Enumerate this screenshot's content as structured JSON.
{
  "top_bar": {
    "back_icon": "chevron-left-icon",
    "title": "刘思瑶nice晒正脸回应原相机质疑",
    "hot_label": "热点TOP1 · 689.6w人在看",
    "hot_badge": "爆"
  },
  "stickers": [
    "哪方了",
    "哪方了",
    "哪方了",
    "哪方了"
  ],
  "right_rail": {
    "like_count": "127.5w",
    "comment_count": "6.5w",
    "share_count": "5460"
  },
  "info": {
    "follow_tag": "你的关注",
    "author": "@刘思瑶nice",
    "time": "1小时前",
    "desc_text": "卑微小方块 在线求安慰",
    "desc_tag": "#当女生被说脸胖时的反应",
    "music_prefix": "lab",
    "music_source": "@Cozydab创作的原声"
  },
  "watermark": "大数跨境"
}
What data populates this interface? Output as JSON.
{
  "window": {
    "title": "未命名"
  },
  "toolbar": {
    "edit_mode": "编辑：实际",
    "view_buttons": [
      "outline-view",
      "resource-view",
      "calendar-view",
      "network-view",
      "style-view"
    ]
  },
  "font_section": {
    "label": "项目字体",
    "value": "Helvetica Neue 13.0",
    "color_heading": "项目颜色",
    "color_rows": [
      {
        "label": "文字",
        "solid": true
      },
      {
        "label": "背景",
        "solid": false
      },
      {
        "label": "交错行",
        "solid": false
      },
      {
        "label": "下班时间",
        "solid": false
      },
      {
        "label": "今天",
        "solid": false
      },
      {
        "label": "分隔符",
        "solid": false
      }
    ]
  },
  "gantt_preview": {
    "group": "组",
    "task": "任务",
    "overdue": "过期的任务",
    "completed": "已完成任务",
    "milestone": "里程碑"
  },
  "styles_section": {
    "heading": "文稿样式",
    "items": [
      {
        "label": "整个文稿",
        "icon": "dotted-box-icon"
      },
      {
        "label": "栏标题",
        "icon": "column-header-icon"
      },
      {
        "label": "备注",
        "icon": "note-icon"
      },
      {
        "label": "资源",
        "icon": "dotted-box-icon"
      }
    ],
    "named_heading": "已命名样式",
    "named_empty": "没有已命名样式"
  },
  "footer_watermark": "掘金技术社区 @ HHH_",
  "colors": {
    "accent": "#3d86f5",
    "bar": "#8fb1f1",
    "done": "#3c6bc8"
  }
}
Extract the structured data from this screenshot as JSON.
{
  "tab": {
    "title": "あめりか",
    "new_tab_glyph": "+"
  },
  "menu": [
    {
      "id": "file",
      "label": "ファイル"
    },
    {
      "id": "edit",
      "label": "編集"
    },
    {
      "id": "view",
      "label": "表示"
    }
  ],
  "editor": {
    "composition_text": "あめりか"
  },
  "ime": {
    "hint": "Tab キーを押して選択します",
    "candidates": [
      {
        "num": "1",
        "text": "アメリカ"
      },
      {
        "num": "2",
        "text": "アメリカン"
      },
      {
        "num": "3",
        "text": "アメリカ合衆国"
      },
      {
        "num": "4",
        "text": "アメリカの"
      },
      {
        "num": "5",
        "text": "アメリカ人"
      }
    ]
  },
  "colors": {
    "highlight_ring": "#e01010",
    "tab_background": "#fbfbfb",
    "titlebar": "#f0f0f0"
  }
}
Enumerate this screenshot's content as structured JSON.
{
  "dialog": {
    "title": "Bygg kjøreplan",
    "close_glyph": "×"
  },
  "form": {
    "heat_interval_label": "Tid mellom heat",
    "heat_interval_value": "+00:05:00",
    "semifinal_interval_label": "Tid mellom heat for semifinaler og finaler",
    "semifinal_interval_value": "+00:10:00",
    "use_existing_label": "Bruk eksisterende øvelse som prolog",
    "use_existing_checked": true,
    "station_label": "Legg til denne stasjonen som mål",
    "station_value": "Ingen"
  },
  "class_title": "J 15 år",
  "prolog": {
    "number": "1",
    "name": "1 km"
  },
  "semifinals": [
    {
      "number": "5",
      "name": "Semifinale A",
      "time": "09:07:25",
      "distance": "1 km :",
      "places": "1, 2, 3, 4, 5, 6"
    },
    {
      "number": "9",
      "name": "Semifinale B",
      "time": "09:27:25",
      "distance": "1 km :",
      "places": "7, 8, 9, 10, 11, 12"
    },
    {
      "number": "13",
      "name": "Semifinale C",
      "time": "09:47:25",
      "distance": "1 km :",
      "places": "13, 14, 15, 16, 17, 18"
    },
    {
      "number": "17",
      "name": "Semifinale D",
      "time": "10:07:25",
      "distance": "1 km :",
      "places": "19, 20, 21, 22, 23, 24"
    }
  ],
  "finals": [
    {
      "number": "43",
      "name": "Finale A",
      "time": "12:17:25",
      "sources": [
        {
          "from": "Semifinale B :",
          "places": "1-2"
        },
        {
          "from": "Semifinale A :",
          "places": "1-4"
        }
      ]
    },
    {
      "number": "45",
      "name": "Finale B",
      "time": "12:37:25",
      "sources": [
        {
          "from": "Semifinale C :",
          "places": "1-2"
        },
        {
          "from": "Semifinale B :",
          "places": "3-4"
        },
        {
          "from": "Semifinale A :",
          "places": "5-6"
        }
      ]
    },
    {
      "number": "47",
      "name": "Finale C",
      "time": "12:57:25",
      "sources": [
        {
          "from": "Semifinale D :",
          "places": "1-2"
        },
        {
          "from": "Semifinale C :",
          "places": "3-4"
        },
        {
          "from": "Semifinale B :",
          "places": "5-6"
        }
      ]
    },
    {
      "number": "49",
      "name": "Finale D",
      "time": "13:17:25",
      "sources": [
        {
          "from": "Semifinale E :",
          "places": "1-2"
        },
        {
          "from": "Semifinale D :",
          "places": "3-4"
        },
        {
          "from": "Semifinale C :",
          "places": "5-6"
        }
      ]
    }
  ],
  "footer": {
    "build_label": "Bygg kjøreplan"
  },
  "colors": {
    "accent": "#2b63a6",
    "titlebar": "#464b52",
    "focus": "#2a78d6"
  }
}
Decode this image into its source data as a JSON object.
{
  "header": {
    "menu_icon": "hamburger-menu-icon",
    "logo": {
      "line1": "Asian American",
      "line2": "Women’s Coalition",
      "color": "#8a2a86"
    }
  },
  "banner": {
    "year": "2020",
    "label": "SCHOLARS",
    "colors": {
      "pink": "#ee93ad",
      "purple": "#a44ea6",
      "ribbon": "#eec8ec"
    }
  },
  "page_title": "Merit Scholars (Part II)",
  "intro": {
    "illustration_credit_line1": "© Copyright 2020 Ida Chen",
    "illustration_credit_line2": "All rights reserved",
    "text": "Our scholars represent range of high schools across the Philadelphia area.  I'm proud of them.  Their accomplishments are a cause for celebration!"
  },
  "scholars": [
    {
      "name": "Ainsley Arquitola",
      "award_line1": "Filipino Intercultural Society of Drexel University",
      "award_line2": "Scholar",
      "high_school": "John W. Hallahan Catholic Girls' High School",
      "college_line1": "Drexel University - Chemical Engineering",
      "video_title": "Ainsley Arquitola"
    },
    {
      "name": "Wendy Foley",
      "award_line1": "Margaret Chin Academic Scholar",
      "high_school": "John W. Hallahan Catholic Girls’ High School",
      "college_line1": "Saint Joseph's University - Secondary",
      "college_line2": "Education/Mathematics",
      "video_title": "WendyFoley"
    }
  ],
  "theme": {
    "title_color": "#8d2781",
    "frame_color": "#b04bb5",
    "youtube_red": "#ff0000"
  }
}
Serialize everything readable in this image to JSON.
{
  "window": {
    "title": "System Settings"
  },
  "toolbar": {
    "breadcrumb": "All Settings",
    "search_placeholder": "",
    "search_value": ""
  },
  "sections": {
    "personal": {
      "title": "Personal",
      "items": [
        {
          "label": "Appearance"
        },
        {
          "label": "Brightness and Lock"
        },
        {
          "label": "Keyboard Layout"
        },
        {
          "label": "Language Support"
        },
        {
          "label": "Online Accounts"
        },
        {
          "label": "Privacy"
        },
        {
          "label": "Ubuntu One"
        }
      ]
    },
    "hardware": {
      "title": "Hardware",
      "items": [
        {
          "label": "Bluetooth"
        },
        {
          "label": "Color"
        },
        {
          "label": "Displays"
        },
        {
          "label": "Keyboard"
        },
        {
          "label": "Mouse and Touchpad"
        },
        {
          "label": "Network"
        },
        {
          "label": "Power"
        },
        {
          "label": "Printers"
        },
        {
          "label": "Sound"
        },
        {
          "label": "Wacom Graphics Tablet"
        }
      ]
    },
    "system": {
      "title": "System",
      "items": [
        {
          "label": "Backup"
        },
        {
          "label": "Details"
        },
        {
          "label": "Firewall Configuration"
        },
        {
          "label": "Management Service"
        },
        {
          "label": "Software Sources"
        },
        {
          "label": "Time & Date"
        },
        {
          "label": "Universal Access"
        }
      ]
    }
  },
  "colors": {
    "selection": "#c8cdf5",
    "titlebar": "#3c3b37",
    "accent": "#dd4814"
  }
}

•••••

◆ **WRITTEN TASK**
Copy every line of the listing that includes the string "mellom".

◆ **ANSWER**
    "heat_interval_label": "Tid mellom heat",
    "semifinal_interval_label": "Tid mellom heat for semifinaler og finaler",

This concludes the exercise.